▶ [Short task] Count how many lines hold the string "October". Answer with that number and nothing more.

▶ [Input records]
-------

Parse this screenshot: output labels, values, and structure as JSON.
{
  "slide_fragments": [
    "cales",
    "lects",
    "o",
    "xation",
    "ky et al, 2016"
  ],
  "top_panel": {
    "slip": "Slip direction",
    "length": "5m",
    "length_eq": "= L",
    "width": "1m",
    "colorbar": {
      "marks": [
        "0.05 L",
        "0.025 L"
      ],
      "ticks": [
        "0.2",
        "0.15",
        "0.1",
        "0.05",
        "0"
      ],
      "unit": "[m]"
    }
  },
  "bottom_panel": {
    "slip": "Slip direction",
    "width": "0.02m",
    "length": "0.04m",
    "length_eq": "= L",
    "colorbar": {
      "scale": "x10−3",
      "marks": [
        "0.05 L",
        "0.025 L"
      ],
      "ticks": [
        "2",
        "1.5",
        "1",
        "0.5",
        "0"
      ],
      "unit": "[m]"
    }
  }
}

-------

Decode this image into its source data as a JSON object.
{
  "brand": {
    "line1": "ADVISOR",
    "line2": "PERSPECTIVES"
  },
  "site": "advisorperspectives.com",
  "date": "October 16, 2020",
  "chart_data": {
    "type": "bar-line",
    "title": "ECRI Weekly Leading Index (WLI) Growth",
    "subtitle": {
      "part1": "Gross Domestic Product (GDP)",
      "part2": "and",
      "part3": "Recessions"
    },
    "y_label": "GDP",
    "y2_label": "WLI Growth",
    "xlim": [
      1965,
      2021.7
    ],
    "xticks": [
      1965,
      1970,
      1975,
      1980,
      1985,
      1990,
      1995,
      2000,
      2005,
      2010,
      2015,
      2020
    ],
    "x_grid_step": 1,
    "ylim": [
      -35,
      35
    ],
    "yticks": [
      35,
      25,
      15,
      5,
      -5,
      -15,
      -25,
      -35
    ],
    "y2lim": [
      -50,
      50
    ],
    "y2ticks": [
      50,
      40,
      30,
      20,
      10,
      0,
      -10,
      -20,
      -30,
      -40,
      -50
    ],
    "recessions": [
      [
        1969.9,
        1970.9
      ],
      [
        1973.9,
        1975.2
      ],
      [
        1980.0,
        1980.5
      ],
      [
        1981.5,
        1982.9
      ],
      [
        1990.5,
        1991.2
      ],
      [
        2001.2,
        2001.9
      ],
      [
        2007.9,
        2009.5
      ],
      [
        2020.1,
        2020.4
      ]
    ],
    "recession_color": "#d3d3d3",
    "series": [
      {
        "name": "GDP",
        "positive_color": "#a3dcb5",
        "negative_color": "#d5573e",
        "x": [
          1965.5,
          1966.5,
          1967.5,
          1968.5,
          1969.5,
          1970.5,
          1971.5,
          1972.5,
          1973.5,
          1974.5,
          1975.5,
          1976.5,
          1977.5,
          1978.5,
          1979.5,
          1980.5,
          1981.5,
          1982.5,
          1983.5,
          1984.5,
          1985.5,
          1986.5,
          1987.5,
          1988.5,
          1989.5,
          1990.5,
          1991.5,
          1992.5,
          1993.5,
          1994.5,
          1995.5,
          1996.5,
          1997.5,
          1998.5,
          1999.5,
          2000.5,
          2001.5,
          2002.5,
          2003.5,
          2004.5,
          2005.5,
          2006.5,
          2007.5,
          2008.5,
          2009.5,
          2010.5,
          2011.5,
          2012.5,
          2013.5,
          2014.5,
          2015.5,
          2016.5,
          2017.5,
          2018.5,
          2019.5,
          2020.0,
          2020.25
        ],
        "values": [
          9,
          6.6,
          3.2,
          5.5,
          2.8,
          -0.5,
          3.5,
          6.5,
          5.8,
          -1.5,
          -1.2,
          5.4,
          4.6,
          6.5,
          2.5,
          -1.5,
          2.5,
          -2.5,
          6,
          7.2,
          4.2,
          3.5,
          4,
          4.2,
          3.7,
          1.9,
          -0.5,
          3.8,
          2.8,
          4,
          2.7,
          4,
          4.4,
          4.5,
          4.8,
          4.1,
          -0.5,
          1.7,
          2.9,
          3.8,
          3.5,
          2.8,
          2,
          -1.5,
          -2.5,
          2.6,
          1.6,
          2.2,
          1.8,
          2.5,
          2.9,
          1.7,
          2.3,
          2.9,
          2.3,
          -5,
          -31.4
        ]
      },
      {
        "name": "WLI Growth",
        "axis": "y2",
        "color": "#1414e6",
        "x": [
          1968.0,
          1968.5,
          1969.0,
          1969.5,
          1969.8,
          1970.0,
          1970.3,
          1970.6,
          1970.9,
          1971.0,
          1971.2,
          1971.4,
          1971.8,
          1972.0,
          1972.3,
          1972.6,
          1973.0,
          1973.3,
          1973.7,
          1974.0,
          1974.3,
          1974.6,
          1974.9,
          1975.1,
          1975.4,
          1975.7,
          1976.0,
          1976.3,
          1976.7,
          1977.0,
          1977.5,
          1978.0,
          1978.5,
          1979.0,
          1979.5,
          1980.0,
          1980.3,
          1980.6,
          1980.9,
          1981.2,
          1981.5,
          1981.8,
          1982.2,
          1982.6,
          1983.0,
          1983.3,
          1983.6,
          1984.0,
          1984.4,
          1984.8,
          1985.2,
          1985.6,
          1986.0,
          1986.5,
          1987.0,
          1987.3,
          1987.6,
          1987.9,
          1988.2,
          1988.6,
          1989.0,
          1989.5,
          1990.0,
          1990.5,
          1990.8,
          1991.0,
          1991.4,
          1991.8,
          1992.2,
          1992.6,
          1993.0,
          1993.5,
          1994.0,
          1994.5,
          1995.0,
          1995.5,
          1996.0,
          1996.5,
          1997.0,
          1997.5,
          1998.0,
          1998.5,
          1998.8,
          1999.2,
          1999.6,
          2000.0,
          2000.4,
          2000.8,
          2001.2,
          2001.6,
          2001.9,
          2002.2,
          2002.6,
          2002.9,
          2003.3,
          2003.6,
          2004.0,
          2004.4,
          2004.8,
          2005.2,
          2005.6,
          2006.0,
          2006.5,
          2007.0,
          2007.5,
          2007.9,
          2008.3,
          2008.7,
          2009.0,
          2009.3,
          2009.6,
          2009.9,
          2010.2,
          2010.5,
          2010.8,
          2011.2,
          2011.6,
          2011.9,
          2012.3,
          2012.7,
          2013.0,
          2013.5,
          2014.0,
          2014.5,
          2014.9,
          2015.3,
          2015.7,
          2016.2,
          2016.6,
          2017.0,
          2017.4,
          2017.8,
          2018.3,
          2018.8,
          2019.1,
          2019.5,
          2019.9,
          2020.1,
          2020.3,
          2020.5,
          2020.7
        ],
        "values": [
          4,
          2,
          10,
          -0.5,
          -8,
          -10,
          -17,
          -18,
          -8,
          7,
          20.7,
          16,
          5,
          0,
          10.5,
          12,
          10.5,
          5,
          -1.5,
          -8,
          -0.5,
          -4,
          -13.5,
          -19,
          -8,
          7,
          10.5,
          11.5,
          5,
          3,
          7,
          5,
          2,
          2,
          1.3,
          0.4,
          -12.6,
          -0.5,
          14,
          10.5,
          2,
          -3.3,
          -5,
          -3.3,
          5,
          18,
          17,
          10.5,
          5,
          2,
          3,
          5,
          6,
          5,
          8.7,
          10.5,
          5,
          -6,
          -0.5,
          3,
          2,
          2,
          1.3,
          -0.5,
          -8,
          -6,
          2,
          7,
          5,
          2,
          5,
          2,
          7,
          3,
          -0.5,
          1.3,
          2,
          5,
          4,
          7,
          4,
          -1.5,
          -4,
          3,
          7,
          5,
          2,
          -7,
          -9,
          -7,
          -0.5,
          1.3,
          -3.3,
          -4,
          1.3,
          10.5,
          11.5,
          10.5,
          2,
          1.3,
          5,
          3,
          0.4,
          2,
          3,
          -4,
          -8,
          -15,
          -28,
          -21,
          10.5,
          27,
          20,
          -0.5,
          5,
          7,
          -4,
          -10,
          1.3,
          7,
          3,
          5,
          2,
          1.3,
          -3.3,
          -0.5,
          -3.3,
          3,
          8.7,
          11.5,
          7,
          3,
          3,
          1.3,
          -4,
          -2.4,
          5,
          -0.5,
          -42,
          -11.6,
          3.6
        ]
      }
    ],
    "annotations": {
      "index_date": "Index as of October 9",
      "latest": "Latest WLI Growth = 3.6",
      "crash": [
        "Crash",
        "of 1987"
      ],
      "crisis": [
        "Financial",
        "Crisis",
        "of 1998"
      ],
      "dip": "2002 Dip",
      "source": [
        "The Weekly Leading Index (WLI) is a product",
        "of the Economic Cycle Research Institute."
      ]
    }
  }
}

-------

▶ [Result of this exercise] 2